• **Exercise aim**: Work out how many lines in the listing below include the word "realized"; answer with the number alone.

──────────────────────────────

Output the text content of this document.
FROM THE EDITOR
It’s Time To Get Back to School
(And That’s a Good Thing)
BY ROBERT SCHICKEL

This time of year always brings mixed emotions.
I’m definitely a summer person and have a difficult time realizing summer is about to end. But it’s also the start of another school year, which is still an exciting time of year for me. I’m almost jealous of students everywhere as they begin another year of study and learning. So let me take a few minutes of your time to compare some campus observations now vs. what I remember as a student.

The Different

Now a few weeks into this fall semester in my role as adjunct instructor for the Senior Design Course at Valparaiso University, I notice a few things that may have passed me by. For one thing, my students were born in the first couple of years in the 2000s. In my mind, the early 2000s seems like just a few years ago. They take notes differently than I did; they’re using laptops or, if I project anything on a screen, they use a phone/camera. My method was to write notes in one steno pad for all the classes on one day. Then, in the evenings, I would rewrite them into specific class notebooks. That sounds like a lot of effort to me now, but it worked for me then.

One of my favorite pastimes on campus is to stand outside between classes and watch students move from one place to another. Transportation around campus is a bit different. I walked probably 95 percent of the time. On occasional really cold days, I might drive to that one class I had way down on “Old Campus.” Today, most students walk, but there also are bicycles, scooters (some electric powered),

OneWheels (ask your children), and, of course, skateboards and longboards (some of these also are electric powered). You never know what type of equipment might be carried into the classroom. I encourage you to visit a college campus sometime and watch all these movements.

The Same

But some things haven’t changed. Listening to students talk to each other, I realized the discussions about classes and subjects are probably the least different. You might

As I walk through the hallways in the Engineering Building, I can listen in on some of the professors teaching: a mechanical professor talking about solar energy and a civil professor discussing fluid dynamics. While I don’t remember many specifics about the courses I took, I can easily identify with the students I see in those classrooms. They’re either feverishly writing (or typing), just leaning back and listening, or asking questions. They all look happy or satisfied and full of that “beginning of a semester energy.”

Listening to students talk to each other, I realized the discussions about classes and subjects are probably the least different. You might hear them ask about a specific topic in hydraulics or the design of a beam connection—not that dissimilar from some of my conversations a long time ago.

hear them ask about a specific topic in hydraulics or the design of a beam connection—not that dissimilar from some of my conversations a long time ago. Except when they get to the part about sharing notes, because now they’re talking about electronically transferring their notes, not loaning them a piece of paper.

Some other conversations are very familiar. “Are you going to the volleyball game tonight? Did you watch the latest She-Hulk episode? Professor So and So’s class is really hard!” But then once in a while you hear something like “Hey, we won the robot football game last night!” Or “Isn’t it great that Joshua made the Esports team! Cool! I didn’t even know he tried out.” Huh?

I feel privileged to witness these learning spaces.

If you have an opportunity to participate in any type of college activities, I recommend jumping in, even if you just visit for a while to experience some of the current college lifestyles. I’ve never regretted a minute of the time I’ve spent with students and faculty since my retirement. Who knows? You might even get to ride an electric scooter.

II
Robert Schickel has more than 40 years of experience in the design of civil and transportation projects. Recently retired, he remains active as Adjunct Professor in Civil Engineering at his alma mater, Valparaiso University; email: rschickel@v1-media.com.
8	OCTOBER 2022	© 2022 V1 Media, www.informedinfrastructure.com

──────────────────────────────

• **Written response**: 2